* EXERCISE REQUIREMENTS *
Extract all lines containing "this".

* PROVIDED DATA *
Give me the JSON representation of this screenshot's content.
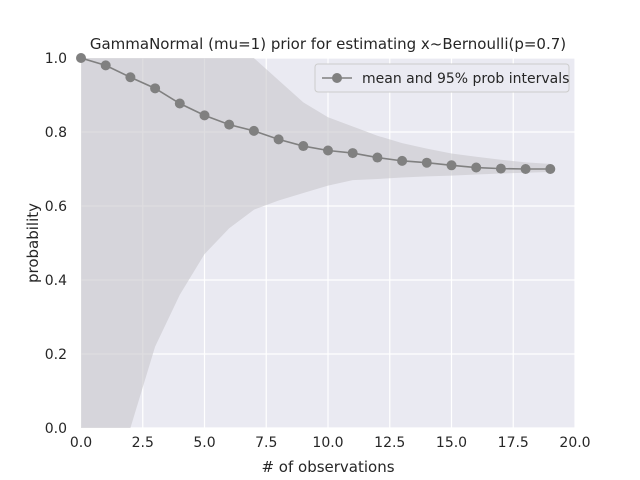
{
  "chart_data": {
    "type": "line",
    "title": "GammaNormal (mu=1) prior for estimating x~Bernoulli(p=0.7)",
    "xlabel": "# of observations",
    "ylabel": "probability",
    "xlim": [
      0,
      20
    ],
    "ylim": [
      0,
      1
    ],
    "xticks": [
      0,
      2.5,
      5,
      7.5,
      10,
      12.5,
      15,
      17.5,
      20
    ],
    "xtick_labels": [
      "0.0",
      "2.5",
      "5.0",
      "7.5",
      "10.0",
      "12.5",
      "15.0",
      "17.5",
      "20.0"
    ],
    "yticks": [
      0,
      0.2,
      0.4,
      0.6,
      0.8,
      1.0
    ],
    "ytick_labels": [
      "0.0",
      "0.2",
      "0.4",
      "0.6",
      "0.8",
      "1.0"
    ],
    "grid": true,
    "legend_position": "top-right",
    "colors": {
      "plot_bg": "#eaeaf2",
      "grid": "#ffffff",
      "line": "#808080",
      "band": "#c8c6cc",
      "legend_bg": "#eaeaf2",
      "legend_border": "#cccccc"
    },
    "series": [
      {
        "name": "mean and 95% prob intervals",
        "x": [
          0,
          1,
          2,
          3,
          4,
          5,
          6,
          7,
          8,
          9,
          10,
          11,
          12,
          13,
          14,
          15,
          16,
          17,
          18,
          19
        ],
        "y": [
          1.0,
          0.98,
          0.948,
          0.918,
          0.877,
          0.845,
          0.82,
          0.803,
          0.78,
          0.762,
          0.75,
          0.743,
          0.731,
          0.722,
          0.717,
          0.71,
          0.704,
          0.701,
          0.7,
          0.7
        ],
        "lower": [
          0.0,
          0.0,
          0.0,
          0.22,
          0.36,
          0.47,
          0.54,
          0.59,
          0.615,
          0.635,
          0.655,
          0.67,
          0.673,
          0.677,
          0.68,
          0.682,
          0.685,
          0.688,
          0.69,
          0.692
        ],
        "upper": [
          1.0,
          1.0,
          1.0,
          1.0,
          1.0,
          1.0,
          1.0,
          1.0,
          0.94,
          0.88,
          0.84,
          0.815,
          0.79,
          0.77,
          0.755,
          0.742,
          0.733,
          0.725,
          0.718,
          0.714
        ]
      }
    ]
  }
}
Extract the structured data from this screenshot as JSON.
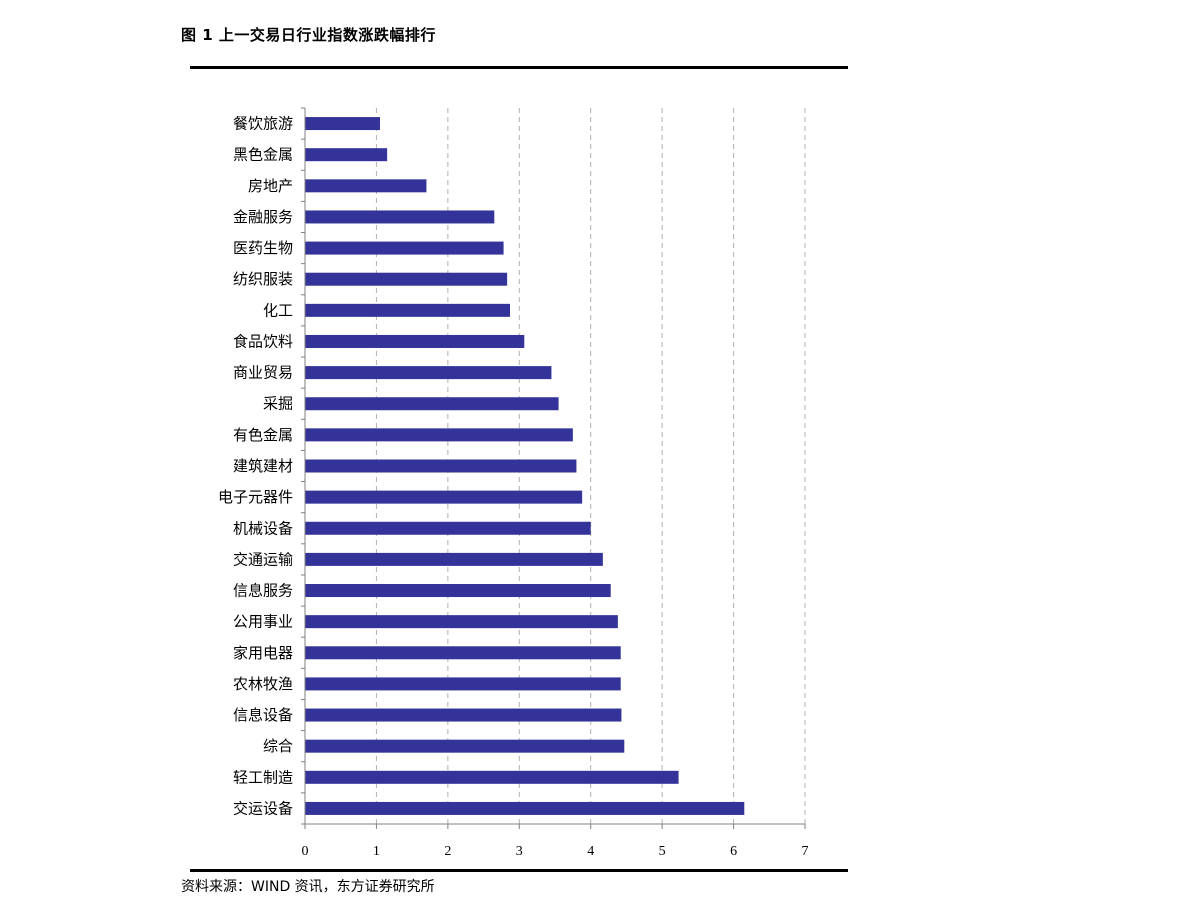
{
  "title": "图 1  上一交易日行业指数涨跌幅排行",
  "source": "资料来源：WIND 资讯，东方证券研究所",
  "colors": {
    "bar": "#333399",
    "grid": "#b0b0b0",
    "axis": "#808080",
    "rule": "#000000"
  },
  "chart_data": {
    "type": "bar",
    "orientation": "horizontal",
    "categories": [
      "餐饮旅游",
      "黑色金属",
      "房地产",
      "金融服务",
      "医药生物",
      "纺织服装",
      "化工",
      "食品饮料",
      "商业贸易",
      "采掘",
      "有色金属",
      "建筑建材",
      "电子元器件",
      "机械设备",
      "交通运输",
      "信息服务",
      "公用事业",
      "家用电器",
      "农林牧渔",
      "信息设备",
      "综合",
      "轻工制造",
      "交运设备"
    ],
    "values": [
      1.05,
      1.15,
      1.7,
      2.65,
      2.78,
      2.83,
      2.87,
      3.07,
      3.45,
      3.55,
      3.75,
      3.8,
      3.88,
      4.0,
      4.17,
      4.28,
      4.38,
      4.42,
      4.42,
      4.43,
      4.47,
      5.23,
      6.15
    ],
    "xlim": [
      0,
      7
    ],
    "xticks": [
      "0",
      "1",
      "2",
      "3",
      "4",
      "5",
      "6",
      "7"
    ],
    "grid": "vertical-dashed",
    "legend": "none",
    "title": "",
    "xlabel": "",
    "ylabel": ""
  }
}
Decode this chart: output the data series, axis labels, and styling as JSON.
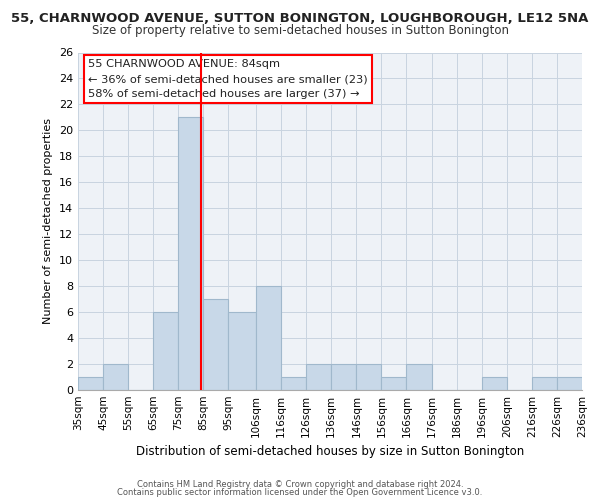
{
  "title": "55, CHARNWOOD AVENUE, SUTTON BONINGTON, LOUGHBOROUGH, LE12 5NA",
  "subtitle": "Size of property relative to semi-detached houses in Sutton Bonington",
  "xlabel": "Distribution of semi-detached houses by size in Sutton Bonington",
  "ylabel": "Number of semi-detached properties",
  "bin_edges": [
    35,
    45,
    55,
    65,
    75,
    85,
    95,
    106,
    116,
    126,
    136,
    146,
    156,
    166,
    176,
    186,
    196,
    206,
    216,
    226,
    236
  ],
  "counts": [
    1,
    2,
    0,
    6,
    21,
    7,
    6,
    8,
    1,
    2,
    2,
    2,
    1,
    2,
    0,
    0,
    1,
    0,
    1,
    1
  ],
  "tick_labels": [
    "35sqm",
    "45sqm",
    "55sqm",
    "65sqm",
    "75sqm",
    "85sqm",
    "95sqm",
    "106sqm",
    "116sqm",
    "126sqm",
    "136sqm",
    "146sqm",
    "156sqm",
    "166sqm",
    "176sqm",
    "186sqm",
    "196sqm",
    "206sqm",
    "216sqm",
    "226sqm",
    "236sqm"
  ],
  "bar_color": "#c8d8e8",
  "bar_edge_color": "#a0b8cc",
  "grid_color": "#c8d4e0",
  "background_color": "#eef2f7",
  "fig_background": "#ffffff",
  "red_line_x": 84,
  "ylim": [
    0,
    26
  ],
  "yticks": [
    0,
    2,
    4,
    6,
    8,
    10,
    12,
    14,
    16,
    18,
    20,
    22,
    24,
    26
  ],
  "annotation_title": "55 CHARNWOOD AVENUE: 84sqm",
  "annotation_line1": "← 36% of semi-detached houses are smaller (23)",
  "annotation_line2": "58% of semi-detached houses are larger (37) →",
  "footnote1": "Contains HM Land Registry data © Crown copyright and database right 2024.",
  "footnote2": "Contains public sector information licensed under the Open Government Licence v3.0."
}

---

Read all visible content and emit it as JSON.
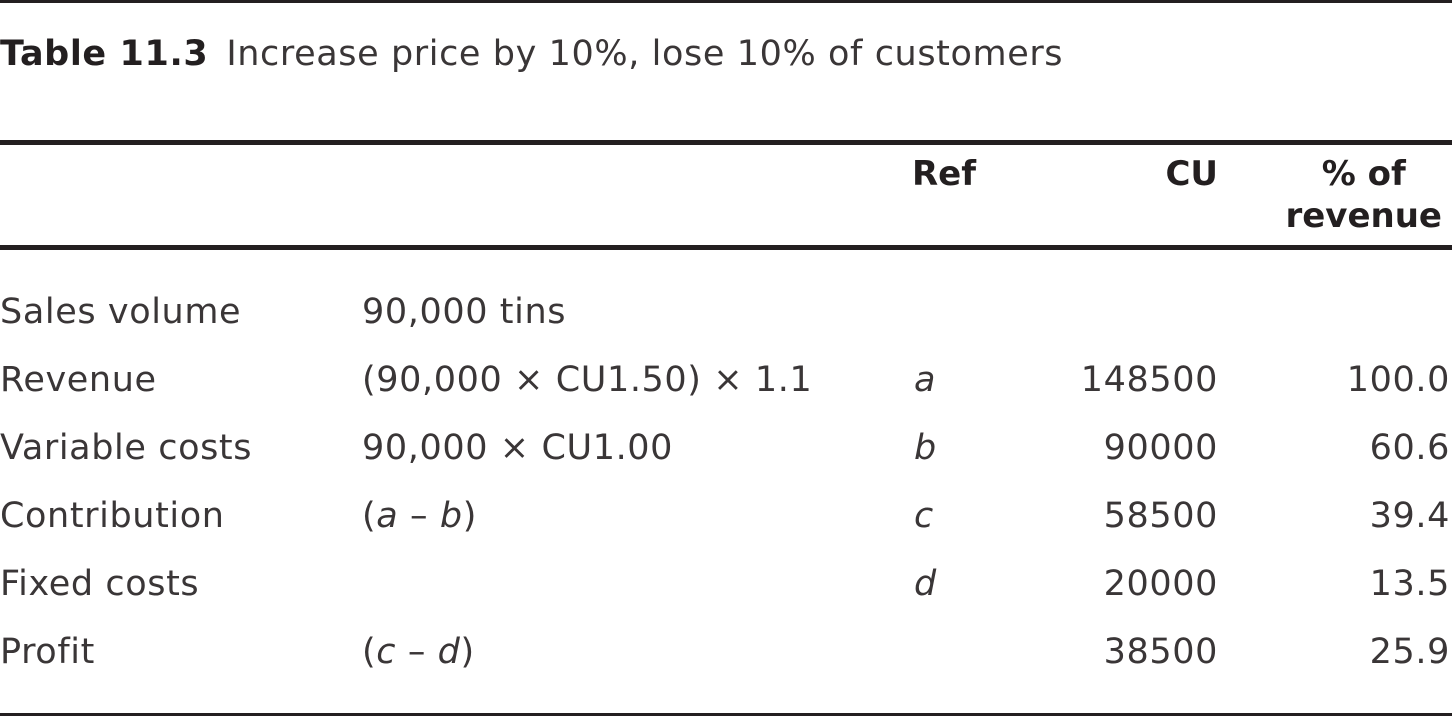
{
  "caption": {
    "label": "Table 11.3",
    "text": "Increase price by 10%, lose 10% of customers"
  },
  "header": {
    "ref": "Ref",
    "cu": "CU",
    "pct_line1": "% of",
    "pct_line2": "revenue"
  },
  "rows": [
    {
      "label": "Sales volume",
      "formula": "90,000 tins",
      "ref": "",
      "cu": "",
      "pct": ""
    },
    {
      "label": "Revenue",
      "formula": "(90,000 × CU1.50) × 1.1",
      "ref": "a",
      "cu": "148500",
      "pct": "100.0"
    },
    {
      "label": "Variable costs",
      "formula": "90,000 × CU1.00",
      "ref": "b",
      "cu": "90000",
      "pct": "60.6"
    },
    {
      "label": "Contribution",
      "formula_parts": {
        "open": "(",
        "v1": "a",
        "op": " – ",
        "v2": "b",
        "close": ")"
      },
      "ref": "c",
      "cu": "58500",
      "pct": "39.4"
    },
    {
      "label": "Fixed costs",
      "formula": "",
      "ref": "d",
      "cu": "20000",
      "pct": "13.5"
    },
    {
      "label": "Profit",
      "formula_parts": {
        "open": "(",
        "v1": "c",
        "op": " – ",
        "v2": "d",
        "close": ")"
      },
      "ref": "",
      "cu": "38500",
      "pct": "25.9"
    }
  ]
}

* EXERCISE ANSWER *
Give me the JSON representation of this screenshot's content.
Extract the structured data from this screenshot as JSON.
Decode this chart: output the data series, axis labels, and styling as JSON.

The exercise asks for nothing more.